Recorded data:
■ ■ ■ ■
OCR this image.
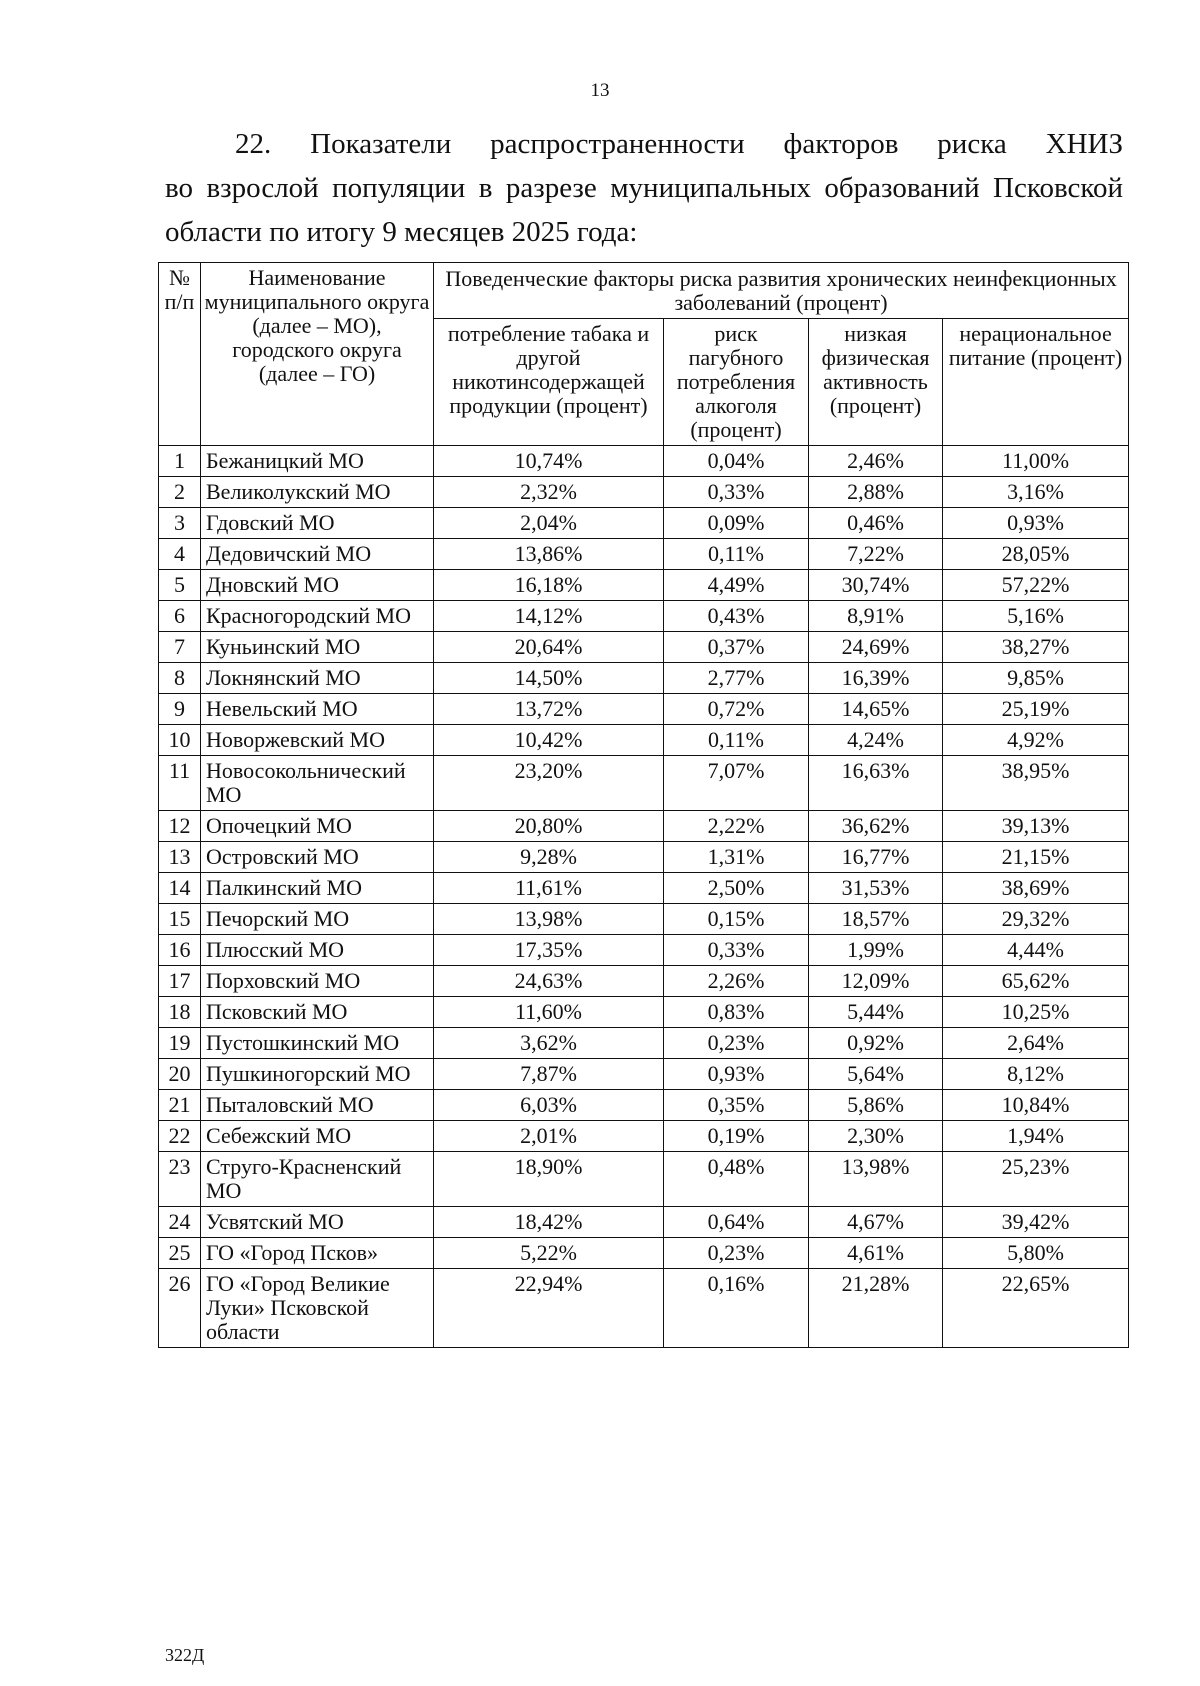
13
22. Показатели распространенности факторов риска ХНИЗ
во взрослой популяции в разрезе муниципальных образований Псковской области по итогу 9 месяцев 2025 года:
№ п/п	Наименование муниципального округа (далее – МО), городского округа (далее – ГО)	Поведенческие факторы риска развития хронических неинфекционных заболеваний (процент)			
		потребление табака и другой никотинсодержащей продукции (процент)	риск пагубного потребления алкоголя (процент)	низкая физическая активность (процент)	нерациональное питание (процент)
1	Бежаницкий МО	10,74%	0,04%	2,46%	11,00%
2	Великолукский МО	2,32%	0,33%	2,88%	3,16%
3	Гдовский МО	2,04%	0,09%	0,46%	0,93%
4	Дедовичский МО	13,86%	0,11%	7,22%	28,05%
5	Дновский МО	16,18%	4,49%	30,74%	57,22%
6	Красногородский МО	14,12%	0,43%	8,91%	5,16%
7	Куньинский МО	20,64%	0,37%	24,69%	38,27%
8	Локнянский МО	14,50%	2,77%	16,39%	9,85%
9	Невельский МО	13,72%	0,72%	14,65%	25,19%
10	Новоржевский МО	10,42%	0,11%	4,24%	4,92%
11	Новосокольнический МО	23,20%	7,07%	16,63%	38,95%
12	Опочецкий МО	20,80%	2,22%	36,62%	39,13%
13	Островский МО	9,28%	1,31%	16,77%	21,15%
14	Палкинский МО	11,61%	2,50%	31,53%	38,69%
15	Печорский МО	13,98%	0,15%	18,57%	29,32%
16	Плюсский МО	17,35%	0,33%	1,99%	4,44%
17	Порховский МО	24,63%	2,26%	12,09%	65,62%
18	Псковский МО	11,60%	0,83%	5,44%	10,25%
19	Пустошкинский МО	3,62%	0,23%	0,92%	2,64%
20	Пушкиногорский МО	7,87%	0,93%	5,64%	8,12%
21	Пыталовский МО	6,03%	0,35%	5,86%	10,84%
22	Себежский МО	2,01%	0,19%	2,30%	1,94%
23	Струго-Красненский МО	18,90%	0,48%	13,98%	25,23%
24	Усвятский МО	18,42%	0,64%	4,67%	39,42%
25	ГО «Город Псков»	5,22%	0,23%	4,61%	5,80%
26	ГО «Город Великие Луки» Псковской области	22,94%	0,16%	21,28%	22,65%
322Д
■ ■ ■ ■
**BRIEF**: Quote the data exactly, leaving every image out of the copy.

**TASK RESULT**:
OCR this image.
13
22. Показатели распространенности факторов риска ХНИЗ
во взрослой популяции в разрезе муниципальных образований Псковской области по итогу 9 месяцев 2025 года:
№ п/п	Наименование муниципального округа (далее – МО), городского округа (далее – ГО)	Поведенческие факторы риска развития хронических неинфекционных заболеваний (процент)			
		потребление табака и другой никотинсодержащей продукции (процент)	риск пагубного потребления алкоголя (процент)	низкая физическая активность (процент)	нерациональное питание (процент)
1	Бежаницкий МО	10,74%	0,04%	2,46%	11,00%
2	Великолукский МО	2,32%	0,33%	2,88%	3,16%
3	Гдовский МО	2,04%	0,09%	0,46%	0,93%
4	Дедовичский МО	13,86%	0,11%	7,22%	28,05%
5	Дновский МО	16,18%	4,49%	30,74%	57,22%
6	Красногородский МО	14,12%	0,43%	8,91%	5,16%
7	Куньинский МО	20,64%	0,37%	24,69%	38,27%
8	Локнянский МО	14,50%	2,77%	16,39%	9,85%
9	Невельский МО	13,72%	0,72%	14,65%	25,19%
10	Новоржевский МО	10,42%	0,11%	4,24%	4,92%
11	Новосокольнический МО	23,20%	7,07%	16,63%	38,95%
12	Опочецкий МО	20,80%	2,22%	36,62%	39,13%
13	Островский МО	9,28%	1,31%	16,77%	21,15%
14	Палкинский МО	11,61%	2,50%	31,53%	38,69%
15	Печорский МО	13,98%	0,15%	18,57%	29,32%
16	Плюсский МО	17,35%	0,33%	1,99%	4,44%
17	Порховский МО	24,63%	2,26%	12,09%	65,62%
18	Псковский МО	11,60%	0,83%	5,44%	10,25%
19	Пустошкинский МО	3,62%	0,23%	0,92%	2,64%
20	Пушкиногорский МО	7,87%	0,93%	5,64%	8,12%
21	Пыталовский МО	6,03%	0,35%	5,86%	10,84%
22	Себежский МО	2,01%	0,19%	2,30%	1,94%
23	Струго-Красненский МО	18,90%	0,48%	13,98%	25,23%
24	Усвятский МО	18,42%	0,64%	4,67%	39,42%
25	ГО «Город Псков»	5,22%	0,23%	4,61%	5,80%
26	ГО «Город Великие Луки» Псковской области	22,94%	0,16%	21,28%	22,65%
322Д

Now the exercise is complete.